_WRITTEN PROBLEM_
Determine which lines of the records include the word "獨立住宅", and copy them.

━━━━━━━━━━━━━━━━━━━━━━━━━━━━━━

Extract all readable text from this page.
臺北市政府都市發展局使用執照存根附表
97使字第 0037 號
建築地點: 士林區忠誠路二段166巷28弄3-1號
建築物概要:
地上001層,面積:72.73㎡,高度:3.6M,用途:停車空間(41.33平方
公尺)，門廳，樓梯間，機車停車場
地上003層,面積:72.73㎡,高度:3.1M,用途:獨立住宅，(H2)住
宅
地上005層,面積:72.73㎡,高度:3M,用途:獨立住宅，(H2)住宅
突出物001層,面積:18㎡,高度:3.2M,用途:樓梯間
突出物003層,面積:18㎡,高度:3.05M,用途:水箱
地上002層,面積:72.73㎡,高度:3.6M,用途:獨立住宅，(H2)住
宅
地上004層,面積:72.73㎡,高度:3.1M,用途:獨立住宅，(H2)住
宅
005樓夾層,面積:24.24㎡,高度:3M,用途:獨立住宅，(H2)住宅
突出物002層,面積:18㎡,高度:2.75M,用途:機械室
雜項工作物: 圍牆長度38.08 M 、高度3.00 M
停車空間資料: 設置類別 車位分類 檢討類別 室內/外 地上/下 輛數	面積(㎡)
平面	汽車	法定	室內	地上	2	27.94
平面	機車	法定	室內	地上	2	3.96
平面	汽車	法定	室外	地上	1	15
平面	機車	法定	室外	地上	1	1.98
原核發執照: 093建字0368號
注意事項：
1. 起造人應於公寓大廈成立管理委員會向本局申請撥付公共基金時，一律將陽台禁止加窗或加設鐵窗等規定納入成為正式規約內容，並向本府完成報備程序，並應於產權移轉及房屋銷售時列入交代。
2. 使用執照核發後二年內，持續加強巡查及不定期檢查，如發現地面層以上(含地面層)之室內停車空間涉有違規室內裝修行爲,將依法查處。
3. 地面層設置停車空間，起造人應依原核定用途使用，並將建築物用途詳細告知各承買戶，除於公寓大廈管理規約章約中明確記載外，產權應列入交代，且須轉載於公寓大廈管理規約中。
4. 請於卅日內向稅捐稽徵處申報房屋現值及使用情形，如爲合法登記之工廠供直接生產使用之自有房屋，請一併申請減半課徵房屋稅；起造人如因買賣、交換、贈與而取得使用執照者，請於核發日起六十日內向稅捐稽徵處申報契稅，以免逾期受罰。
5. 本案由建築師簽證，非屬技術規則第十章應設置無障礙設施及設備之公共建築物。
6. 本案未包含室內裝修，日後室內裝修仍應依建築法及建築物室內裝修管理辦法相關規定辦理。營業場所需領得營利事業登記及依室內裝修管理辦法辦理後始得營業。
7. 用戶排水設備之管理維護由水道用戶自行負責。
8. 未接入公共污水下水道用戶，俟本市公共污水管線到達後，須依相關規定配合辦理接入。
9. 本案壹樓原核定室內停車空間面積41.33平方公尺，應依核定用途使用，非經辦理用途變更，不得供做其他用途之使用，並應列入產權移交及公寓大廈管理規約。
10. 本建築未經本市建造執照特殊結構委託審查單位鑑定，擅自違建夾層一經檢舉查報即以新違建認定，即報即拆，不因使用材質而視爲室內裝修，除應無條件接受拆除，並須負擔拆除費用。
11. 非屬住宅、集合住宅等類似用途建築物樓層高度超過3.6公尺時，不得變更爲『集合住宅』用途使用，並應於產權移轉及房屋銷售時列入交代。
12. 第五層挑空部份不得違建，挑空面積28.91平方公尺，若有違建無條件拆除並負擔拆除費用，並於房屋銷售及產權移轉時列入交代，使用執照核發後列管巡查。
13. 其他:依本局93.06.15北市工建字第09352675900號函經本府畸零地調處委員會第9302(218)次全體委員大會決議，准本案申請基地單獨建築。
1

━━━━━━━━━━━━━━━━━━━━━━━━━━━━━━

_SOLUTION TO THE EXERCISE_
地上003層,面積:72.73㎡,高度:3.1M,用途:獨立住宅，(H2)住
地上005層,面積:72.73㎡,高度:3M,用途:獨立住宅，(H2)住宅
地上002層,面積:72.73㎡,高度:3.6M,用途:獨立住宅，(H2)住
地上004層,面積:72.73㎡,高度:3.1M,用途:獨立住宅，(H2)住
005樓夾層,面積:24.24㎡,高度:3M,用途:獨立住宅，(H2)住宅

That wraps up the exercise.